## [Information given]

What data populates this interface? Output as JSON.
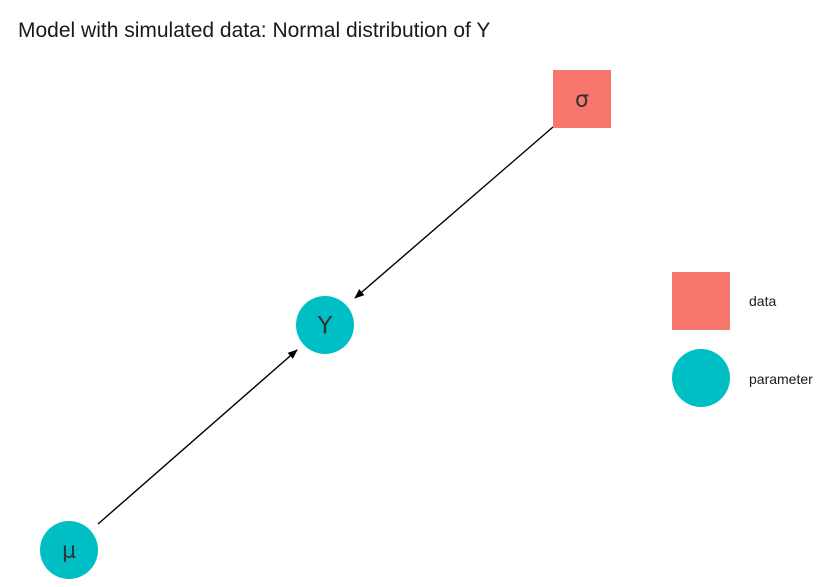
{
  "title": "Model with simulated data: Normal distribution of Y",
  "colors": {
    "data": "#F8766D",
    "parameter": "#00BFC4",
    "edge": "#000000"
  },
  "nodes": [
    {
      "id": "sigma",
      "label": "σ",
      "type": "data"
    },
    {
      "id": "y",
      "label": "Y",
      "type": "parameter"
    },
    {
      "id": "mu",
      "label": "μ",
      "type": "parameter"
    }
  ],
  "edges": [
    {
      "from": "sigma",
      "to": "y"
    },
    {
      "from": "mu",
      "to": "y"
    }
  ],
  "legend": [
    {
      "type": "data",
      "label": "data",
      "shape": "square"
    },
    {
      "type": "parameter",
      "label": "parameter",
      "shape": "circle"
    }
  ]
}
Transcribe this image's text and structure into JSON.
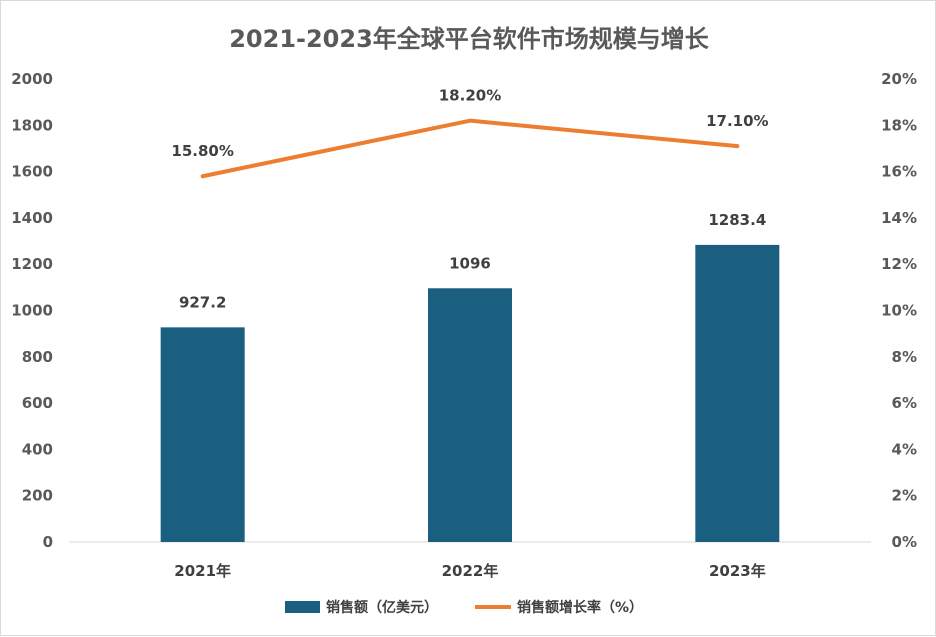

## [Given problem]
Check each line above for the word "data", and copy the lines where it appears.

## [Expected output]
What data populates this interface? Output as JSON.
  "title": "Model with simulated data: Normal distribution of Y",
    "data": "#F8766D",
      "type": "data"
      "type": "data",
      "label": "data",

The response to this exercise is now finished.